### Exercise objective
Look through the records below and collect all lines that hold the string "bine".

=== Information shown ===

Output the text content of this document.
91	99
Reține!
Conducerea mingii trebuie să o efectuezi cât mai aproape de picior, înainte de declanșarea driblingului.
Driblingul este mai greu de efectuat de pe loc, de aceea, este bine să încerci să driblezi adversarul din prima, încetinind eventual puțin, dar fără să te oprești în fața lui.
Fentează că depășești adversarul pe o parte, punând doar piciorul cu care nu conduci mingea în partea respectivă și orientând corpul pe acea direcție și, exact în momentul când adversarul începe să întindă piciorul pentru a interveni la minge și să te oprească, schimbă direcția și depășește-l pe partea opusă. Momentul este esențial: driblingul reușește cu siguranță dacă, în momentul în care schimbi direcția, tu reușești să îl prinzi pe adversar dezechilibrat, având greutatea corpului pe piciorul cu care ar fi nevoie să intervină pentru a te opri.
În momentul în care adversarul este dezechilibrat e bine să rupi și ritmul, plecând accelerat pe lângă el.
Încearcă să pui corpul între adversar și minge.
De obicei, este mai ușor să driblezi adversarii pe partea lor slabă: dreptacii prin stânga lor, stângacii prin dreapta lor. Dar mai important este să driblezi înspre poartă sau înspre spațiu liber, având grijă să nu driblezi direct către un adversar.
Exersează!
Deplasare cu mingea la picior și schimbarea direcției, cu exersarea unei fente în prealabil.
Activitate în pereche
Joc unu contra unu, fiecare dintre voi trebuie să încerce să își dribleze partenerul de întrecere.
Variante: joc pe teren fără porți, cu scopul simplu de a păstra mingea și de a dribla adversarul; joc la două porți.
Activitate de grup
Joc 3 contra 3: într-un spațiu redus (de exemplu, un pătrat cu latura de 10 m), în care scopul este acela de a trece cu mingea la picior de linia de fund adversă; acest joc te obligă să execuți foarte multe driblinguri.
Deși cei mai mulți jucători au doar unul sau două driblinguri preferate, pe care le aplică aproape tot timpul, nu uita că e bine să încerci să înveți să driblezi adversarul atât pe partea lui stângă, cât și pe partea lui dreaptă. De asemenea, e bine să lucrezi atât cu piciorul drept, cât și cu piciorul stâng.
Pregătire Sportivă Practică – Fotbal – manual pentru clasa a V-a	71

===

### Answer for this exercise
Driblingul este mai greu de efectuat de pe loc, de aceea, este bine să încerci să driblezi adversarul din prima, încetinind eventual puțin, dar fără să te oprești în fața lui.
În momentul în care adversarul este dezechilibrat e bine să rupi și ritmul, plecând accelerat pe lângă el.
Deși cei mai mulți jucători au doar unul sau două driblinguri preferate, pe care le aplică aproape tot timpul, nu uita că e bine să încerci să înveți să driblezi adversarul atât pe partea lui stângă, cât și pe partea lui dreaptă. De asemenea, e bine să lucrezi atât cu piciorul drept, cât și cu piciorul stâng.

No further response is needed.